▶ _SET PROBLEM_:
Quote the stretch of the court opinion from "The suit in" through "context, is decisive.".

▶ _SELECTED EXCERPT_:
====

The suit in our State courts is another story. Although the complaint there was based upon the same chain of events which precipitated the Federal complaint, it was more narrowly focused. The gap between the two complaints was material, and, in the present context, is decisive.
While the State complaint did allege that ATI was injured by PIPR's dissemination of adverse aerosol publicity in furtherance of the Defense Council's program, the complaint contained not even a hint that the information conveyed was false, much less knowingly so. Instead, the claim was solely and explicitly that it was antiaerosol. Indeed, a fair reading of the complaint shows an attempt to state a cause of action, not for defamation, but for prima facie tort — the infliction of intentional harm. And, as to unfair competition, no matter how adverse their aerosol campaign, the defendants were not competitors of ATI, did not work for competitors of ATI and were not attempting to appropriate to themselves any profit, property or advantage belonging to ATI. Therefore, unlike the Federal action in which too no claim of unfair competition was discernable, but where the defamation allegation triggered the duty to defend, in the State litigation there was no support for such an obligation on either account.
We find without merit the insured's contention that its insurer is estopped, because of the application of the now largely supplanted common-law practice of "vouching-in" (3 Carmody-Wait 2d, N Y Prac, § 19:132), from challenging Special Term's comment in the original State court action that the complaint's allegations evidenced an intention to plead defamation. There is, however, no need to pass on whether "vouching-in" would ever apply in these circumstances, for ATI's consistent and persistent denials of any assertion of a claim of defamation (see n 4, infra) rendered Special Terms' statements mere dictum and not binding on the parties in any event.
It follows, for these reasons, that the certified question should be answered in the affirmative and that the order of the Appellate Division should be affirmed.
Chief Judge COOKE and Judges JASEN, GABRIELLI, JONES, WACHTLER and MEYER concur.
Order affirmed, without costs. Question certified answered in the affirmative.

====

▶ _DATA EXTRACT_:
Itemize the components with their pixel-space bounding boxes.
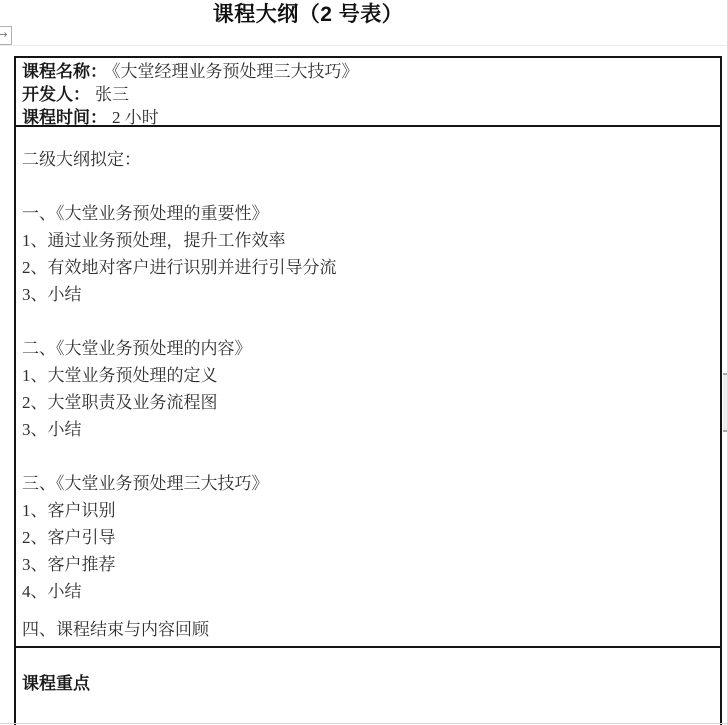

====

▶ _EXERCISE ANSWER_:
The suit in our State courts is another story. Although the complaint there was based upon the same chain of events which precipitated the Federal complaint, it was more narrowly focused. The gap between the two complaints was material, and, in the present context, is decisive.